_RECORDS FOR THIS EXERCISE:_
========================================================================
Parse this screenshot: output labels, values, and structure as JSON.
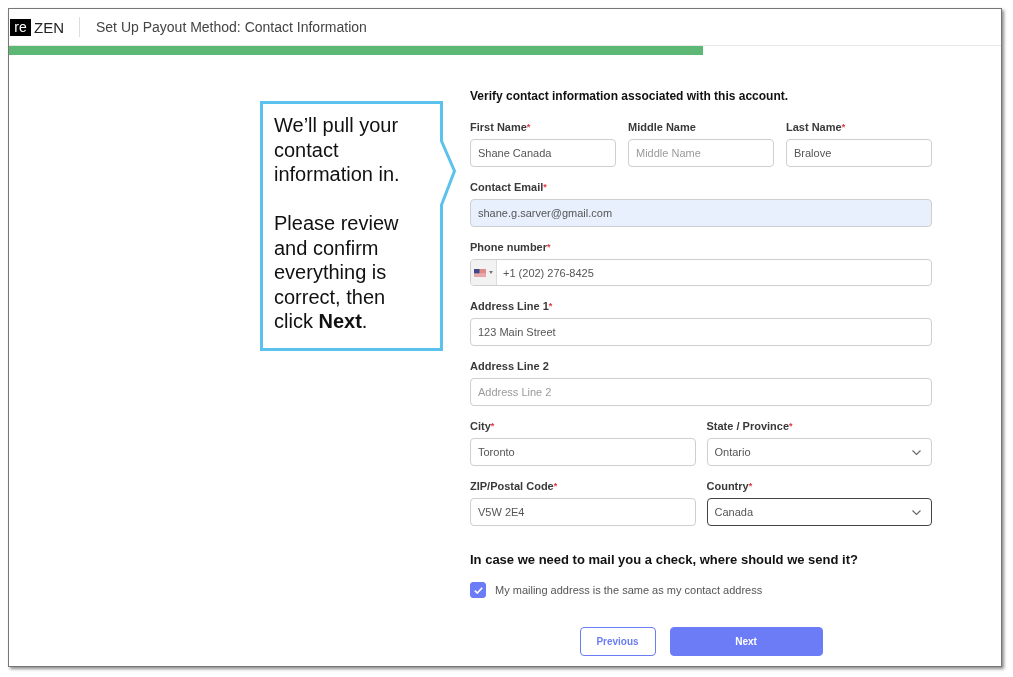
{
  "header": {
    "logo": {
      "badge": "re",
      "text": "ZEN"
    },
    "title": "Set Up Payout Method: Contact Information"
  },
  "progress": {
    "level": 0.7
  },
  "callout": {
    "paragraphs": [
      "We’ll pull your contact information in.",
      "Please review and confirm everything is correct, then click **Next**."
    ]
  },
  "form": {
    "heading": "Verify contact information associated with this account.",
    "rows": [
      {
        "fields": [
          {
            "kind": "text",
            "label": "First Name",
            "required_mark": "*",
            "value": "Shane Canada",
            "autofilled": false,
            "focused": false
          },
          {
            "kind": "text",
            "label": "Middle Name",
            "placeholder": "Middle Name",
            "autofilled": false,
            "focused": false
          },
          {
            "kind": "text",
            "label": "Last Name",
            "required_mark": "*",
            "value": "Bralove",
            "autofilled": false,
            "focused": false
          }
        ]
      },
      {
        "fields": [
          {
            "kind": "text",
            "label": "Contact Email",
            "required_mark": "*",
            "value": "shane.g.sarver@gmail.com",
            "autofilled": true,
            "focused": false
          }
        ]
      },
      {
        "fields": [
          {
            "kind": "phone",
            "label": "Phone number",
            "required_mark": "*",
            "value": "+1 (202) 276-8425",
            "autofilled": false,
            "focused": false
          }
        ]
      },
      {
        "fields": [
          {
            "kind": "text",
            "label": "Address Line 1",
            "required_mark": "*",
            "value": "123 Main Street",
            "autofilled": false,
            "focused": false
          }
        ]
      },
      {
        "fields": [
          {
            "kind": "text",
            "label": "Address Line 2",
            "placeholder": "Address Line 2",
            "autofilled": false,
            "focused": false
          }
        ]
      },
      {
        "fields": [
          {
            "kind": "text",
            "label": "City",
            "required_mark": "*",
            "value": "Toronto",
            "autofilled": false,
            "focused": false
          },
          {
            "kind": "select",
            "label": "State / Province",
            "required_mark": "*",
            "value": "Ontario",
            "autofilled": false,
            "focused": false
          }
        ]
      },
      {
        "fields": [
          {
            "kind": "text",
            "label": "ZIP/Postal Code",
            "required_mark": "*",
            "value": "V5W 2E4",
            "autofilled": false,
            "focused": false
          },
          {
            "kind": "select",
            "label": "Country",
            "required_mark": "*",
            "value": "Canada",
            "autofilled": false,
            "focused": true
          }
        ]
      }
    ]
  },
  "mailing": {
    "heading": "In case we need to mail you a check, where should we send it?",
    "option": {
      "label": "My mailing address is the same as my contact address",
      "checked": true
    }
  },
  "buttons": [
    {
      "label": "Previous",
      "kind": "secondary"
    },
    {
      "label": "Next",
      "kind": "primary"
    }
  ]
}
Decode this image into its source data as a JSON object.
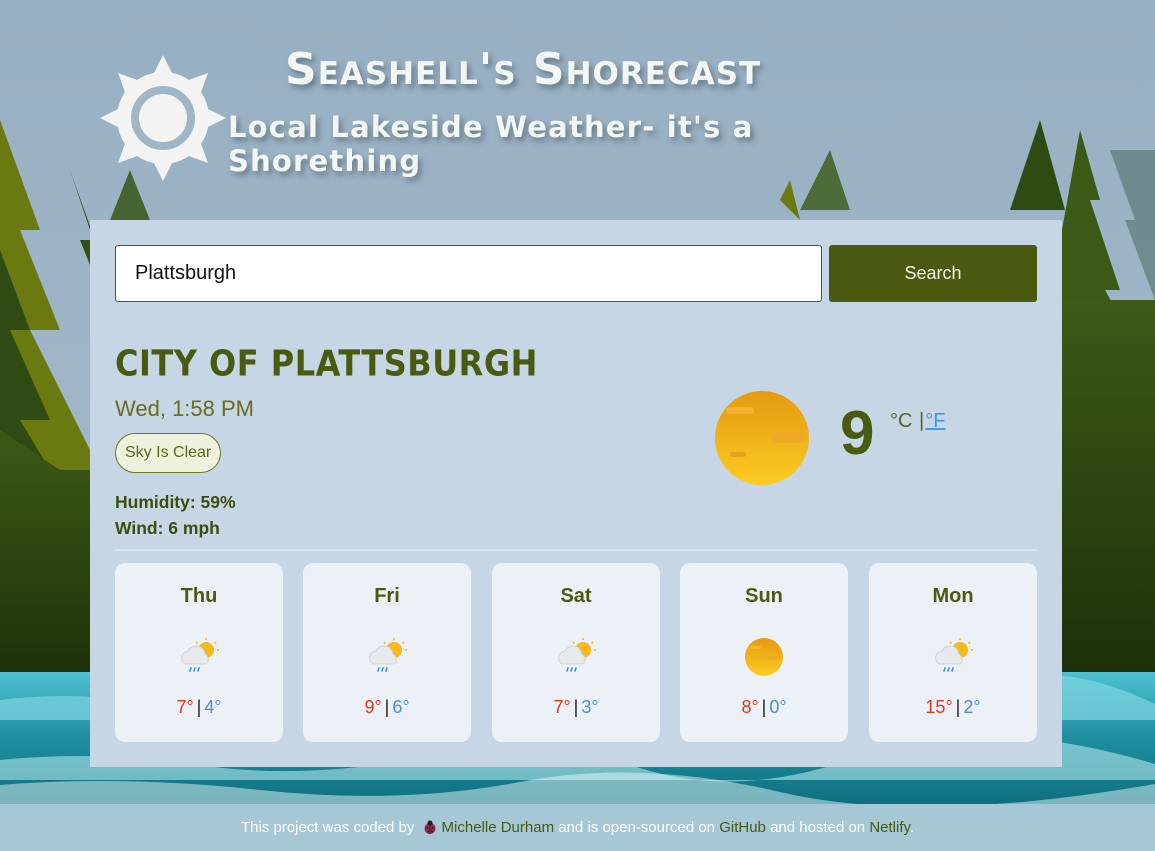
========================================================================
_TASK DESCRIPTION:_ Repeat the material above word for word, please, apart from its images.

_WRITTEN REPLY:_
Parse this screenshot: output labels, values, and structure as JSON.
{
  "header": {
    "logo": {
      "badge": "re",
      "text": "ZEN"
    },
    "title": "Set Up Payout Method: Contact Information"
  },
  "progress": {
    "level": 0.7
  },
  "callout": {
    "paragraphs": [
      "We’ll pull your contact information in.",
      "Please review and confirm everything is correct, then click **Next**."
    ]
  },
  "form": {
    "heading": "Verify contact information associated with this account.",
    "rows": [
      {
        "fields": [
          {
            "kind": "text",
            "label": "First Name",
            "required_mark": "*",
            "value": "Shane Canada",
            "autofilled": false,
            "focused": false
          },
          {
            "kind": "text",
            "label": "Middle Name",
            "placeholder": "Middle Name",
            "autofilled": false,
            "focused": false
          },
          {
            "kind": "text",
            "label": "Last Name",
            "required_mark": "*",
            "value": "Bralove",
            "autofilled": false,
            "focused": false
          }
        ]
      },
      {
        "fields": [
          {
            "kind": "text",
            "label": "Contact Email",
            "required_mark": "*",
            "value": "shane.g.sarver@gmail.com",
            "autofilled": true,
            "focused": false
          }
        ]
      },
      {
        "fields": [
          {
            "kind": "phone",
            "label": "Phone number",
            "required_mark": "*",
            "value": "+1 (202) 276-8425",
            "autofilled": false,
            "focused": false
          }
        ]
      },
      {
        "fields": [
          {
            "kind": "text",
            "label": "Address Line 1",
            "required_mark": "*",
            "value": "123 Main Street",
            "autofilled": false,
            "focused": false
          }
        ]
      },
      {
        "fields": [
          {
            "kind": "text",
            "label": "Address Line 2",
            "placeholder": "Address Line 2",
            "autofilled": false,
            "focused": false
          }
        ]
      },
      {
        "fields": [
          {
            "kind": "text",
            "label": "City",
            "required_mark": "*",
            "value": "Toronto",
            "autofilled": false,
            "focused": false
          },
          {
            "kind": "select",
            "label": "State / Province",
            "required_mark": "*",
            "value": "Ontario",
            "autofilled": false,
            "focused": false
          }
        ]
      },
      {
        "fields": [
          {
            "kind": "text",
            "label": "ZIP/Postal Code",
            "required_mark": "*",
            "value": "V5W 2E4",
            "autofilled": false,
            "focused": false
          },
          {
            "kind": "select",
            "label": "Country",
            "required_mark": "*",
            "value": "Canada",
            "autofilled": false,
            "focused": true
          }
        ]
      }
    ]
  },
  "mailing": {
    "heading": "In case we need to mail you a check, where should we send it?",
    "option": {
      "label": "My mailing address is the same as my contact address",
      "checked": true
    }
  },
  "buttons": [
    {
      "label": "Previous",
      "kind": "secondary"
    },
    {
      "label": "Next",
      "kind": "primary"
    }
  ]
}
Decode this image into its source data as a JSON object.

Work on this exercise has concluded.